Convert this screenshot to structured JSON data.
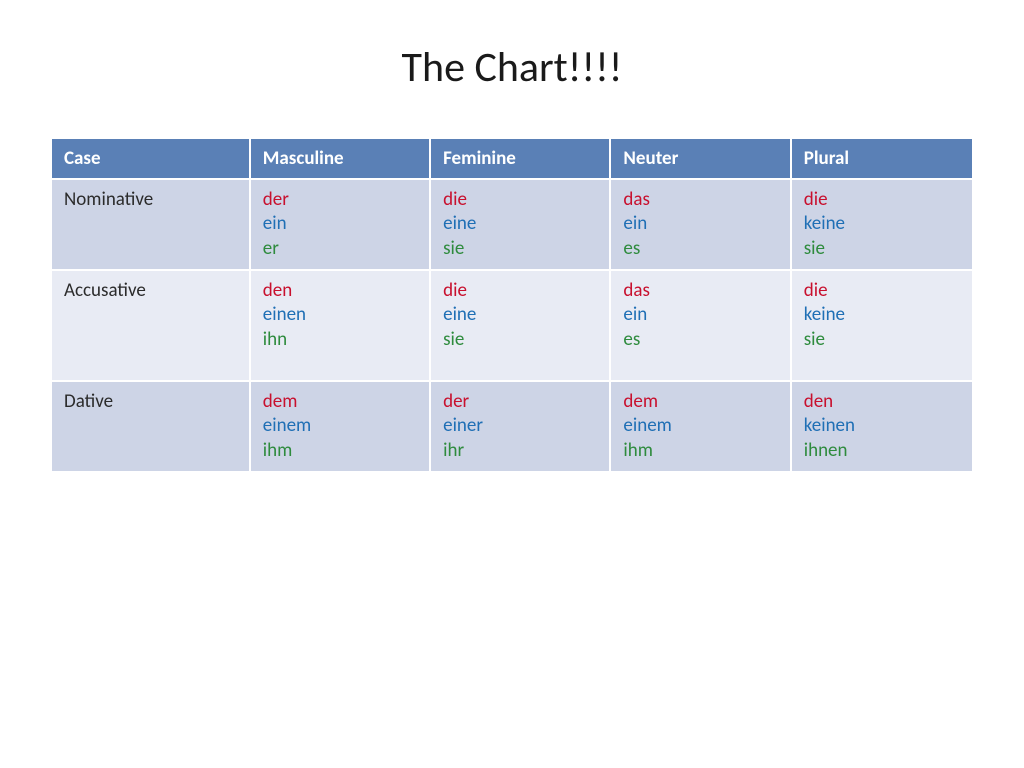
{
  "title": "The Chart!!!!",
  "table": {
    "type": "table",
    "header_bg": "#5a80b6",
    "header_text_color": "#ffffff",
    "row_bg_alt": [
      "#cdd4e6",
      "#e8ebf4"
    ],
    "line_colors": [
      "#c8102e",
      "#1f6fb5",
      "#2e8b3d"
    ],
    "columns": [
      "Case",
      "Masculine",
      "Feminine",
      "Neuter",
      "Plural"
    ],
    "col_widths_pct": [
      21.5,
      19.6,
      19.6,
      19.6,
      19.7
    ],
    "rows": [
      {
        "label": "Nominative",
        "cells": [
          [
            "der",
            "ein",
            "er"
          ],
          [
            "die",
            "eine",
            "sie"
          ],
          [
            "das",
            "ein",
            "es"
          ],
          [
            "die",
            "keine",
            "sie"
          ]
        ]
      },
      {
        "label": "Accusative",
        "extra_pad_bottom": 28,
        "cells": [
          [
            "den",
            "einen",
            "ihn"
          ],
          [
            "die",
            "eine",
            "sie"
          ],
          [
            "das",
            "ein",
            "es"
          ],
          [
            "die",
            "keine",
            "sie"
          ]
        ]
      },
      {
        "label": "Dative",
        "cells": [
          [
            "dem",
            "einem",
            "ihm"
          ],
          [
            "der",
            "einer",
            "ihr"
          ],
          [
            "dem",
            "einem",
            "ihm"
          ],
          [
            "den",
            "keinen",
            "ihnen"
          ]
        ]
      }
    ]
  }
}
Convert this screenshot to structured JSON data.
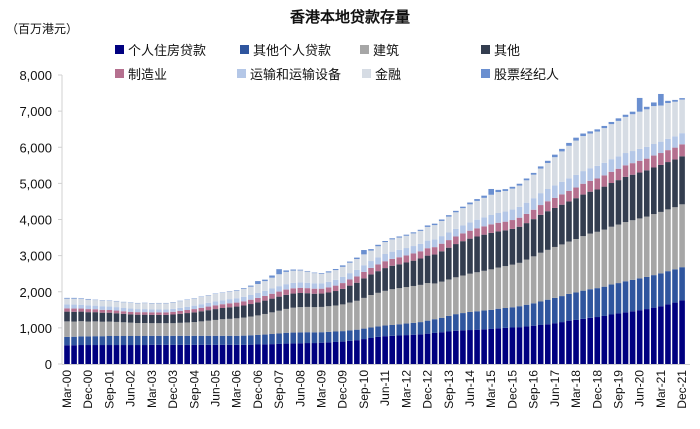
{
  "chart_data": {
    "type": "stacked-bar",
    "title": "香港本地贷款存量",
    "unit_label": "（百万港元）",
    "ylim": [
      0,
      8000
    ],
    "yticks": [
      "0",
      "1,000",
      "2,000",
      "3,000",
      "4,000",
      "5,000",
      "6,000",
      "7,000",
      "8,000"
    ],
    "frequency": "quarterly",
    "tick_labels": [
      "Mar-00",
      "Dec-00",
      "Sep-01",
      "Jun-02",
      "Mar-03",
      "Dec-03",
      "Sep-04",
      "Jun-05",
      "Mar-06",
      "Dec-06",
      "Sep-07",
      "Jun-08",
      "Mar-09",
      "Dec-09",
      "Sep-10",
      "Jun-11",
      "Mar-12",
      "Dec-12",
      "Sep-13",
      "Jun-14",
      "Mar-15",
      "Dec-15",
      "Sep-16",
      "Jun-17",
      "Mar-18",
      "Dec-18",
      "Sep-19",
      "Jun-20",
      "Mar-21",
      "Dec-21"
    ],
    "legend_position": "top",
    "grid": false,
    "series": [
      {
        "name": "个人住房贷款",
        "color": "#000080",
        "values": [
          520,
          520,
          525,
          525,
          525,
          525,
          525,
          525,
          525,
          525,
          525,
          525,
          530,
          530,
          530,
          530,
          530,
          530,
          530,
          530,
          530,
          530,
          530,
          530,
          530,
          530,
          535,
          540,
          545,
          550,
          555,
          565,
          570,
          575,
          580,
          580,
          590,
          600,
          610,
          620,
          640,
          660,
          690,
          720,
          750,
          770,
          780,
          790,
          800,
          810,
          820,
          840,
          860,
          880,
          900,
          920,
          930,
          940,
          950,
          960,
          970,
          990,
          1000,
          1010,
          1020,
          1040,
          1060,
          1080,
          1100,
          1130,
          1160,
          1200,
          1220,
          1250,
          1280,
          1300,
          1330,
          1370,
          1400,
          1430,
          1460,
          1490,
          1520,
          1560,
          1600,
          1650,
          1700,
          1760
        ]
      },
      {
        "name": "其他个人贷款",
        "color": "#2F559E",
        "values": [
          230,
          235,
          240,
          240,
          245,
          245,
          250,
          250,
          250,
          250,
          250,
          250,
          250,
          250,
          250,
          250,
          250,
          250,
          250,
          250,
          250,
          250,
          250,
          250,
          250,
          255,
          260,
          265,
          270,
          280,
          290,
          300,
          300,
          300,
          300,
          295,
          290,
          290,
          290,
          290,
          290,
          290,
          290,
          290,
          290,
          295,
          300,
          310,
          320,
          330,
          340,
          360,
          380,
          400,
          430,
          460,
          480,
          500,
          510,
          520,
          530,
          540,
          550,
          560,
          580,
          600,
          620,
          650,
          680,
          700,
          720,
          740,
          760,
          780,
          790,
          800,
          810,
          830,
          840,
          860,
          870,
          880,
          890,
          900,
          910,
          920,
          920,
          920
        ]
      },
      {
        "name": "建筑",
        "color": "#A6A6A6",
        "values": [
          430,
          420,
          420,
          410,
          410,
          400,
          400,
          390,
          380,
          370,
          360,
          360,
          350,
          350,
          350,
          350,
          360,
          370,
          380,
          400,
          420,
          440,
          460,
          470,
          485,
          500,
          520,
          540,
          570,
          600,
          630,
          660,
          690,
          700,
          700,
          700,
          700,
          710,
          720,
          740,
          770,
          800,
          850,
          900,
          930,
          960,
          990,
          1000,
          1010,
          1020,
          1030,
          1040,
          990,
          1000,
          1010,
          1020,
          1040,
          1060,
          1080,
          1100,
          1120,
          1140,
          1160,
          1180,
          1200,
          1250,
          1300,
          1350,
          1380,
          1410,
          1430,
          1450,
          1480,
          1510,
          1540,
          1560,
          1580,
          1600,
          1620,
          1640,
          1650,
          1660,
          1670,
          1690,
          1700,
          1710,
          1720,
          1740
        ]
      },
      {
        "name": "其他",
        "color": "#333D4F",
        "values": [
          270,
          270,
          265,
          260,
          255,
          250,
          245,
          240,
          235,
          230,
          230,
          230,
          230,
          230,
          230,
          240,
          250,
          260,
          270,
          280,
          290,
          300,
          310,
          320,
          325,
          335,
          345,
          360,
          370,
          380,
          390,
          390,
          390,
          390,
          380,
          370,
          370,
          380,
          400,
          430,
          470,
          500,
          540,
          570,
          600,
          630,
          650,
          660,
          680,
          700,
          730,
          760,
          800,
          840,
          880,
          920,
          950,
          970,
          990,
          1000,
          1010,
          1000,
          990,
          990,
          1000,
          1010,
          1030,
          1050,
          1070,
          1080,
          1100,
          1110,
          1130,
          1150,
          1160,
          1170,
          1190,
          1210,
          1230,
          1250,
          1260,
          1270,
          1280,
          1290,
          1300,
          1310,
          1320,
          1330
        ]
      },
      {
        "name": "制造业",
        "color": "#B5708F",
        "values": [
          90,
          90,
          85,
          85,
          80,
          80,
          75,
          75,
          70,
          70,
          70,
          70,
          70,
          70,
          70,
          75,
          80,
          85,
          90,
          95,
          100,
          105,
          105,
          110,
          110,
          115,
          120,
          125,
          130,
          135,
          140,
          145,
          145,
          145,
          140,
          140,
          135,
          140,
          150,
          160,
          170,
          175,
          180,
          180,
          185,
          190,
          190,
          195,
          195,
          200,
          200,
          205,
          205,
          210,
          210,
          210,
          215,
          220,
          225,
          230,
          235,
          240,
          240,
          245,
          250,
          255,
          260,
          270,
          275,
          280,
          285,
          290,
          295,
          300,
          300,
          305,
          310,
          310,
          315,
          320,
          320,
          325,
          325,
          330,
          330,
          330,
          330,
          330
        ]
      },
      {
        "name": "运输和运输设备",
        "color": "#B4C7E7",
        "values": [
          110,
          110,
          105,
          105,
          100,
          100,
          95,
          95,
          90,
          90,
          85,
          85,
          80,
          80,
          80,
          80,
          85,
          90,
          95,
          100,
          105,
          110,
          110,
          115,
          120,
          125,
          130,
          135,
          140,
          145,
          150,
          150,
          150,
          150,
          150,
          150,
          150,
          155,
          160,
          170,
          175,
          180,
          185,
          190,
          195,
          200,
          200,
          205,
          205,
          205,
          205,
          210,
          210,
          210,
          210,
          210,
          220,
          230,
          240,
          250,
          260,
          270,
          280,
          290,
          300,
          310,
          320,
          330,
          340,
          345,
          350,
          350,
          350,
          350,
          350,
          350,
          350,
          350,
          345,
          340,
          335,
          330,
          325,
          320,
          315,
          315,
          310,
          310
        ]
      },
      {
        "name": "金融",
        "color": "#D6DCE4",
        "values": [
          160,
          165,
          165,
          160,
          155,
          155,
          160,
          160,
          160,
          160,
          160,
          165,
          165,
          170,
          170,
          180,
          185,
          190,
          195,
          200,
          200,
          205,
          205,
          210,
          210,
          220,
          230,
          250,
          270,
          300,
          330,
          340,
          340,
          330,
          310,
          280,
          260,
          260,
          270,
          280,
          290,
          300,
          300,
          290,
          310,
          330,
          340,
          340,
          340,
          350,
          360,
          380,
          400,
          420,
          440,
          460,
          480,
          500,
          520,
          540,
          560,
          580,
          570,
          580,
          590,
          620,
          650,
          680,
          720,
          780,
          840,
          900,
          950,
          970,
          960,
          950,
          960,
          970,
          980,
          1000,
          1020,
          1030,
          1040,
          1050,
          1000,
          990,
          960,
          930
        ]
      },
      {
        "name": "股票经纪人",
        "color": "#6A8FD0",
        "values": [
          20,
          20,
          15,
          15,
          10,
          10,
          10,
          10,
          10,
          10,
          10,
          10,
          10,
          10,
          10,
          10,
          10,
          10,
          10,
          10,
          10,
          10,
          10,
          10,
          15,
          20,
          30,
          80,
          40,
          60,
          140,
          40,
          30,
          20,
          15,
          15,
          20,
          30,
          30,
          40,
          30,
          40,
          120,
          40,
          40,
          30,
          30,
          30,
          30,
          30,
          30,
          40,
          40,
          40,
          40,
          40,
          40,
          50,
          50,
          60,
          160,
          60,
          50,
          50,
          50,
          50,
          50,
          60,
          60,
          70,
          70,
          80,
          80,
          70,
          60,
          60,
          60,
          60,
          70,
          60,
          70,
          380,
          70,
          100,
          320,
          60,
          50,
          40
        ]
      }
    ]
  }
}
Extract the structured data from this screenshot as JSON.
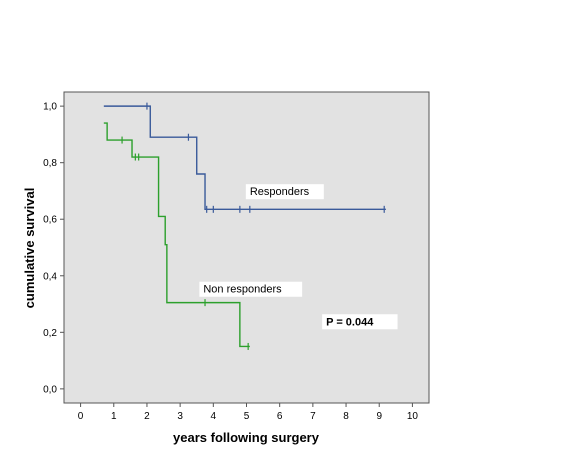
{
  "chart_data": {
    "type": "line",
    "title": "",
    "xlabel": "years following surgery",
    "ylabel": "cumulative survival",
    "xlim": [
      -0.5,
      10.5
    ],
    "ylim": [
      -0.05,
      1.05
    ],
    "xticks": [
      0,
      1,
      2,
      3,
      4,
      5,
      6,
      7,
      8,
      9,
      10
    ],
    "xtick_labels": [
      "0",
      "1",
      "2",
      "3",
      "4",
      "5",
      "6",
      "7",
      "8",
      "9",
      "10"
    ],
    "yticks": [
      0,
      0.2,
      0.4,
      0.6,
      0.8,
      1.0
    ],
    "ytick_labels": [
      "0,0",
      "0,2",
      "0,4",
      "0,6",
      "0,8",
      "1,0"
    ],
    "plot_background": "#e2e2e2",
    "grid": false,
    "series": [
      {
        "name": "Responders",
        "color": "#3a5a9a",
        "steps": [
          {
            "x": 0.7,
            "y": 1.0
          },
          {
            "x": 2.1,
            "y": 0.89
          },
          {
            "x": 3.5,
            "y": 0.76
          },
          {
            "x": 3.75,
            "y": 0.635
          },
          {
            "x": 9.2,
            "y": 0.635
          }
        ],
        "censored": [
          {
            "x": 2.0,
            "y": 1.0
          },
          {
            "x": 3.25,
            "y": 0.89
          },
          {
            "x": 3.8,
            "y": 0.635
          },
          {
            "x": 4.0,
            "y": 0.635
          },
          {
            "x": 4.8,
            "y": 0.635
          },
          {
            "x": 5.1,
            "y": 0.635
          },
          {
            "x": 9.15,
            "y": 0.635
          }
        ]
      },
      {
        "name": "Non responders",
        "color": "#2ca02c",
        "steps": [
          {
            "x": 0.7,
            "y": 0.94
          },
          {
            "x": 0.8,
            "y": 0.88
          },
          {
            "x": 1.55,
            "y": 0.82
          },
          {
            "x": 2.35,
            "y": 0.61
          },
          {
            "x": 2.55,
            "y": 0.51
          },
          {
            "x": 2.6,
            "y": 0.305
          },
          {
            "x": 4.8,
            "y": 0.15
          },
          {
            "x": 5.1,
            "y": 0.15
          }
        ],
        "censored": [
          {
            "x": 1.25,
            "y": 0.88
          },
          {
            "x": 1.65,
            "y": 0.82
          },
          {
            "x": 1.75,
            "y": 0.82
          },
          {
            "x": 3.75,
            "y": 0.305
          },
          {
            "x": 5.05,
            "y": 0.15
          }
        ]
      }
    ],
    "annotations": [
      {
        "text": "Responders",
        "x": 5.1,
        "y": 0.685,
        "bold": false
      },
      {
        "text": "Non responders",
        "x": 3.7,
        "y": 0.34,
        "bold": false
      },
      {
        "text": "P = 0.044",
        "x": 7.4,
        "y": 0.225,
        "bold": true
      }
    ]
  }
}
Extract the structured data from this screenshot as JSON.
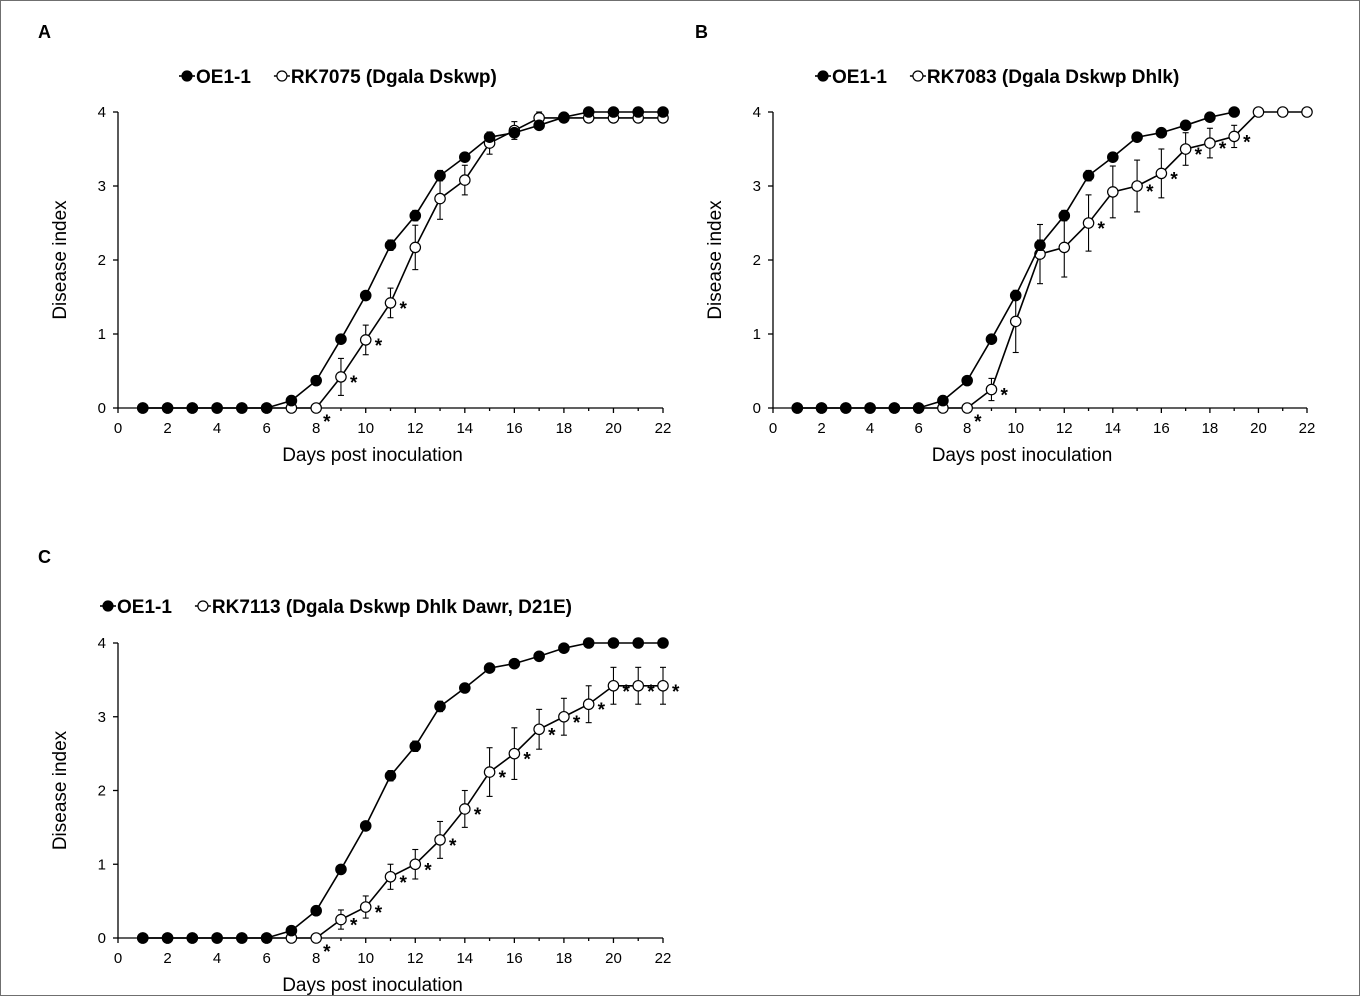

----

Objective:
Reply with nothing except the number of lines in the listing above that include the string "type".

Finished exercise:
3